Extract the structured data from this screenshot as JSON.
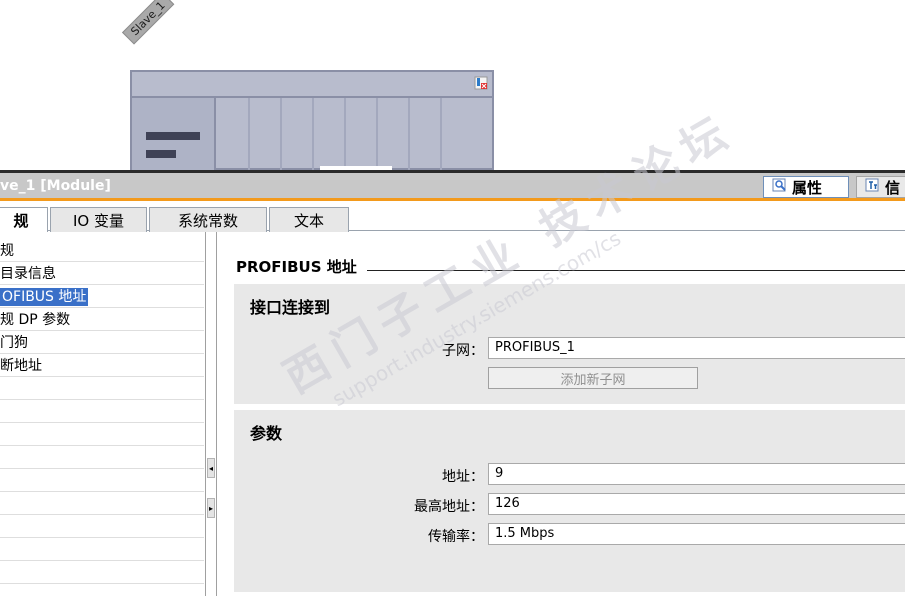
{
  "device": {
    "label": "Slave_1"
  },
  "inspector": {
    "title": "ve_1 [Module]",
    "header_tabs": [
      {
        "label": "属性",
        "icon": "properties-icon",
        "active": true
      },
      {
        "label": "信",
        "icon": "info-icon",
        "active": false
      }
    ],
    "tabs": [
      {
        "label": "规",
        "active": true
      },
      {
        "label": "IO 变量",
        "active": false
      },
      {
        "label": "系统常数",
        "active": false
      },
      {
        "label": "文本",
        "active": false
      }
    ],
    "nav": {
      "items": [
        {
          "label": "规"
        },
        {
          "label": " 目录信息"
        },
        {
          "label": "OFIBUS 地址",
          "selected": true
        },
        {
          "label": "规 DP 参数"
        },
        {
          "label": "门狗"
        },
        {
          "label": "断地址"
        }
      ]
    },
    "content": {
      "section_title": "PROFIBUS 地址",
      "interface_group": {
        "title": "接口连接到",
        "subnet_label": "子网：",
        "subnet_value": "PROFIBUS_1",
        "add_subnet_button": "添加新子网"
      },
      "params_group": {
        "title": "参数",
        "address_label": "地址：",
        "address_value": "9",
        "highest_label": "最高地址：",
        "highest_value": "126",
        "rate_label": "传输率：",
        "rate_value": "1.5 Mbps"
      }
    }
  },
  "watermark": {
    "text_cn": "西门子工业 技术论坛",
    "text_url": "support.industry.siemens.com/cs"
  },
  "colors": {
    "accent_orange": "#f39a1c",
    "selection_blue": "#3a70c8",
    "module_fill": "#b8bccd",
    "group_bg": "#e8e8e8"
  }
}
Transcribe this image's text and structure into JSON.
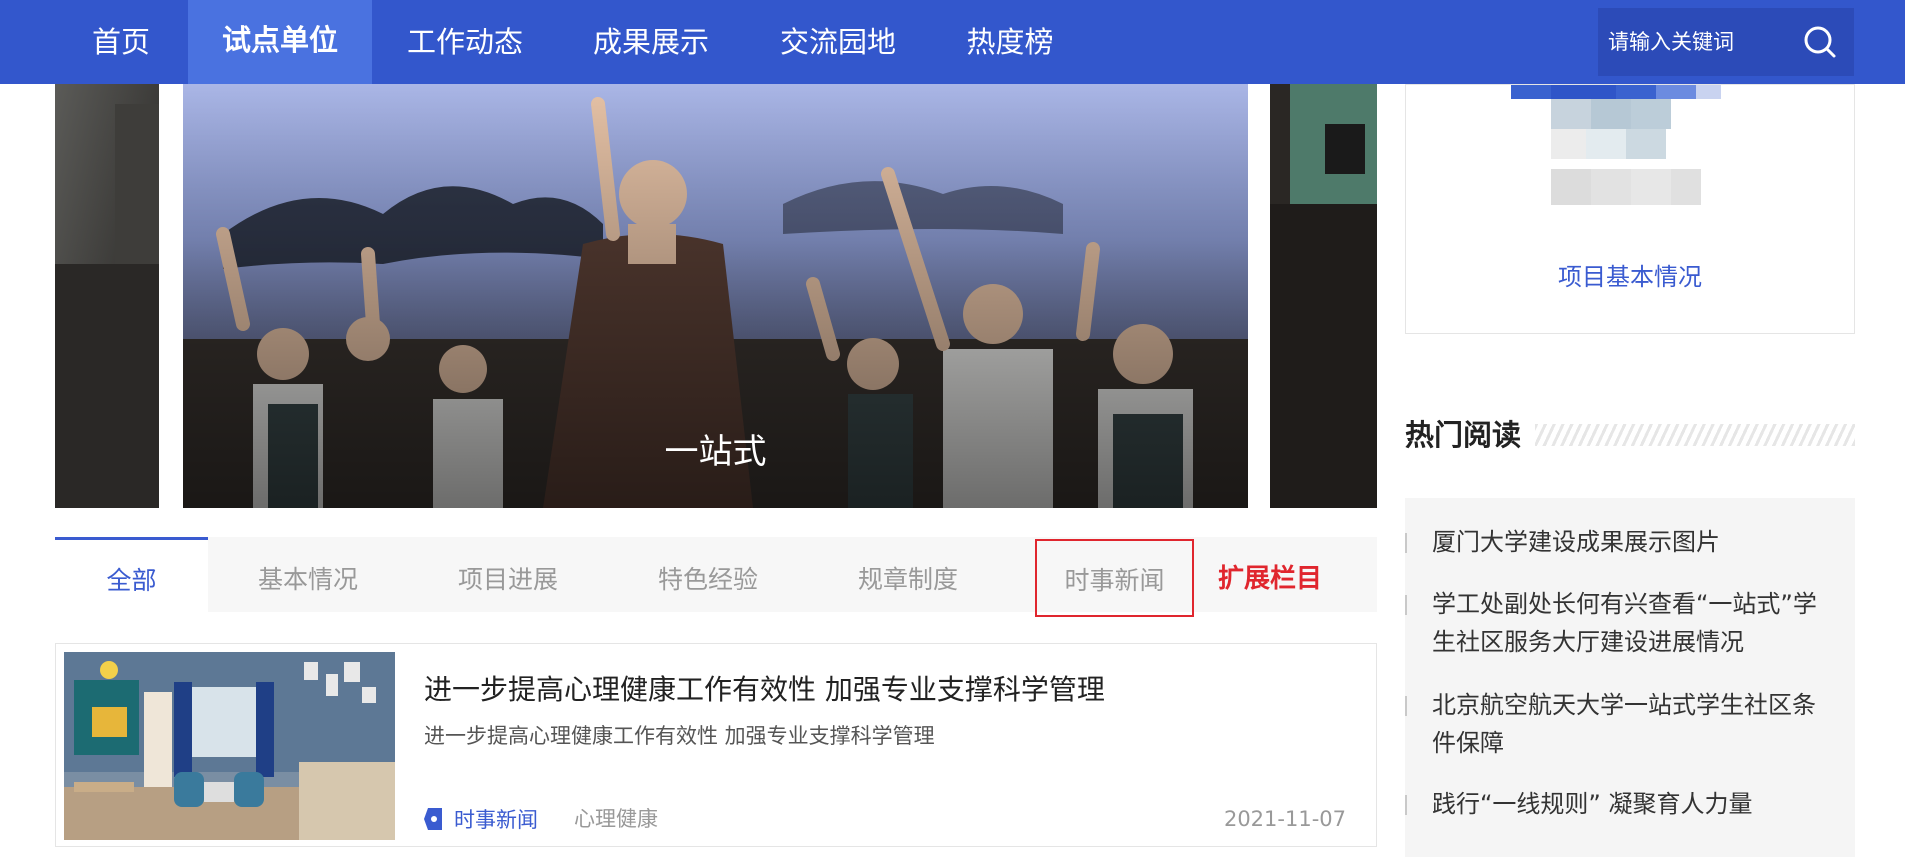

Requirements ▸ Go through the listing above and write it all out exactly, leaving out any picture.

Solved exercise ▸
Extract the structured data from this screenshot as JSON.
{
  "device": {
    "label": "Slave_1"
  },
  "inspector": {
    "title": "ve_1 [Module]",
    "header_tabs": [
      {
        "label": "属性",
        "icon": "properties-icon",
        "active": true
      },
      {
        "label": "信",
        "icon": "info-icon",
        "active": false
      }
    ],
    "tabs": [
      {
        "label": "规",
        "active": true
      },
      {
        "label": "IO 变量",
        "active": false
      },
      {
        "label": "系统常数",
        "active": false
      },
      {
        "label": "文本",
        "active": false
      }
    ],
    "nav": {
      "items": [
        {
          "label": "规"
        },
        {
          "label": " 目录信息"
        },
        {
          "label": "OFIBUS 地址",
          "selected": true
        },
        {
          "label": "规 DP 参数"
        },
        {
          "label": "门狗"
        },
        {
          "label": "断地址"
        }
      ]
    },
    "content": {
      "section_title": "PROFIBUS 地址",
      "interface_group": {
        "title": "接口连接到",
        "subnet_label": "子网：",
        "subnet_value": "PROFIBUS_1",
        "add_subnet_button": "添加新子网"
      },
      "params_group": {
        "title": "参数",
        "address_label": "地址：",
        "address_value": "9",
        "highest_label": "最高地址：",
        "highest_value": "126",
        "rate_label": "传输率：",
        "rate_value": "1.5 Mbps"
      }
    }
  },
  "watermark": {
    "text_cn": "西门子工业 技术论坛",
    "text_url": "support.industry.siemens.com/cs"
  },
  "colors": {
    "accent_orange": "#f39a1c",
    "selection_blue": "#3a70c8",
    "module_fill": "#b8bccd",
    "group_bg": "#e8e8e8"
  }
}
Transcribe this image's text and structure into JSON.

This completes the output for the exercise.